**What is expected**:
Leave out the pictures; transcribe all else exactly.

**Records for processing**:
————
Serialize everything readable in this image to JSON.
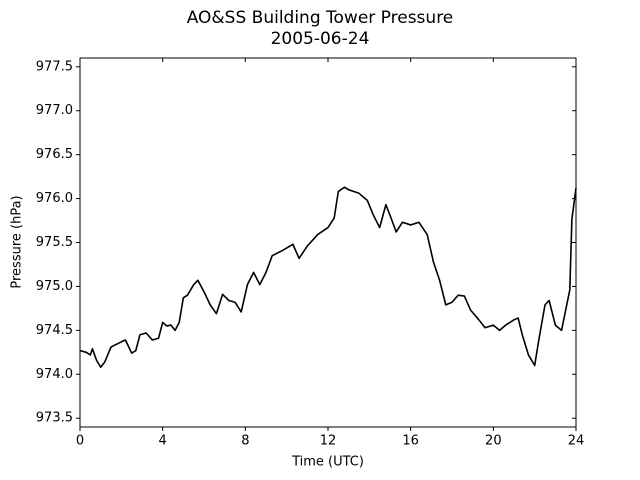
{
  "chart_data": {
    "type": "line",
    "title": "AO&SS Building Tower Pressure",
    "subtitle": "2005-06-24",
    "x_label": "Time (UTC)",
    "y_label": "Pressure (hPa)",
    "xlim": [
      0,
      24
    ],
    "xticks": [
      0,
      4,
      8,
      12,
      16,
      20,
      24
    ],
    "ylim": [
      973.4,
      977.6
    ],
    "yticks": [
      973.5,
      {
        "value": 974,
        "label": "974.0"
      },
      974.5,
      {
        "value": 975,
        "label": "975.0"
      },
      975.5,
      {
        "value": 976,
        "label": "976.0"
      },
      976.5,
      {
        "value": 977,
        "label": "977.0"
      },
      977.5
    ],
    "x": [
      0,
      0.3,
      0.5,
      0.6,
      0.8,
      1.0,
      1.2,
      1.5,
      2.0,
      2.2,
      2.5,
      2.7,
      2.9,
      3.2,
      3.5,
      3.8,
      4.0,
      4.2,
      4.4,
      4.6,
      4.8,
      5.0,
      5.2,
      5.5,
      5.7,
      6.0,
      6.3,
      6.6,
      6.9,
      7.2,
      7.5,
      7.8,
      8.1,
      8.4,
      8.7,
      9.0,
      9.3,
      9.8,
      10.3,
      10.6,
      11.0,
      11.5,
      12.0,
      12.3,
      12.5,
      12.8,
      13.0,
      13.5,
      13.9,
      14.2,
      14.5,
      14.8,
      15.0,
      15.3,
      15.6,
      16.0,
      16.4,
      16.8,
      17.1,
      17.4,
      17.7,
      18.0,
      18.3,
      18.6,
      18.9,
      19.3,
      19.6,
      20.0,
      20.3,
      20.6,
      21.0,
      21.2,
      21.4,
      21.7,
      22.0,
      22.2,
      22.5,
      22.7,
      23.0,
      23.3,
      23.5,
      23.7,
      23.8,
      24.0
    ],
    "series": [
      {
        "color": "#000000",
        "values": [
          974.27,
          974.25,
          974.22,
          974.29,
          974.16,
          974.08,
          974.14,
          974.31,
          974.37,
          974.39,
          974.24,
          974.27,
          974.45,
          974.47,
          974.39,
          974.41,
          974.59,
          974.55,
          974.56,
          974.5,
          974.59,
          974.87,
          974.9,
          975.02,
          975.07,
          974.94,
          974.79,
          974.69,
          974.91,
          974.84,
          974.82,
          974.71,
          975.02,
          975.16,
          975.02,
          975.16,
          975.35,
          975.41,
          975.48,
          975.32,
          975.46,
          975.59,
          975.67,
          975.78,
          976.08,
          976.13,
          976.1,
          976.06,
          975.98,
          975.81,
          975.67,
          975.93,
          975.81,
          975.62,
          975.73,
          975.7,
          975.73,
          975.59,
          975.28,
          975.07,
          974.79,
          974.82,
          974.9,
          974.89,
          974.73,
          974.62,
          974.53,
          974.56,
          974.5,
          974.56,
          974.62,
          974.64,
          974.45,
          974.22,
          974.1,
          974.39,
          974.79,
          974.84,
          974.56,
          974.5,
          974.73,
          974.96,
          975.76,
          976.12
        ]
      }
    ]
  }
}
————
**Result below**:
Serialize everything readable in this image to JSON.
{
  "chart_data": {
    "type": "line",
    "title": "AO&SS Building Tower Pressure",
    "subtitle": "2005-06-24",
    "x_label": "Time (UTC)",
    "y_label": "Pressure (hPa)",
    "xlim": [
      0,
      24
    ],
    "xticks": [
      0,
      4,
      8,
      12,
      16,
      20,
      24
    ],
    "ylim": [
      973.4,
      977.6
    ],
    "yticks": [
      973.5,
      {
        "value": 974,
        "label": "974.0"
      },
      974.5,
      {
        "value": 975,
        "label": "975.0"
      },
      975.5,
      {
        "value": 976,
        "label": "976.0"
      },
      976.5,
      {
        "value": 977,
        "label": "977.0"
      },
      977.5
    ],
    "x": [
      0,
      0.3,
      0.5,
      0.6,
      0.8,
      1.0,
      1.2,
      1.5,
      2.0,
      2.2,
      2.5,
      2.7,
      2.9,
      3.2,
      3.5,
      3.8,
      4.0,
      4.2,
      4.4,
      4.6,
      4.8,
      5.0,
      5.2,
      5.5,
      5.7,
      6.0,
      6.3,
      6.6,
      6.9,
      7.2,
      7.5,
      7.8,
      8.1,
      8.4,
      8.7,
      9.0,
      9.3,
      9.8,
      10.3,
      10.6,
      11.0,
      11.5,
      12.0,
      12.3,
      12.5,
      12.8,
      13.0,
      13.5,
      13.9,
      14.2,
      14.5,
      14.8,
      15.0,
      15.3,
      15.6,
      16.0,
      16.4,
      16.8,
      17.1,
      17.4,
      17.7,
      18.0,
      18.3,
      18.6,
      18.9,
      19.3,
      19.6,
      20.0,
      20.3,
      20.6,
      21.0,
      21.2,
      21.4,
      21.7,
      22.0,
      22.2,
      22.5,
      22.7,
      23.0,
      23.3,
      23.5,
      23.7,
      23.8,
      24.0
    ],
    "series": [
      {
        "color": "#000000",
        "values": [
          974.27,
          974.25,
          974.22,
          974.29,
          974.16,
          974.08,
          974.14,
          974.31,
          974.37,
          974.39,
          974.24,
          974.27,
          974.45,
          974.47,
          974.39,
          974.41,
          974.59,
          974.55,
          974.56,
          974.5,
          974.59,
          974.87,
          974.9,
          975.02,
          975.07,
          974.94,
          974.79,
          974.69,
          974.91,
          974.84,
          974.82,
          974.71,
          975.02,
          975.16,
          975.02,
          975.16,
          975.35,
          975.41,
          975.48,
          975.32,
          975.46,
          975.59,
          975.67,
          975.78,
          976.08,
          976.13,
          976.1,
          976.06,
          975.98,
          975.81,
          975.67,
          975.93,
          975.81,
          975.62,
          975.73,
          975.7,
          975.73,
          975.59,
          975.28,
          975.07,
          974.79,
          974.82,
          974.9,
          974.89,
          974.73,
          974.62,
          974.53,
          974.56,
          974.5,
          974.56,
          974.62,
          974.64,
          974.45,
          974.22,
          974.1,
          974.39,
          974.79,
          974.84,
          974.56,
          974.5,
          974.73,
          974.96,
          975.76,
          976.12
        ]
      }
    ]
  }
}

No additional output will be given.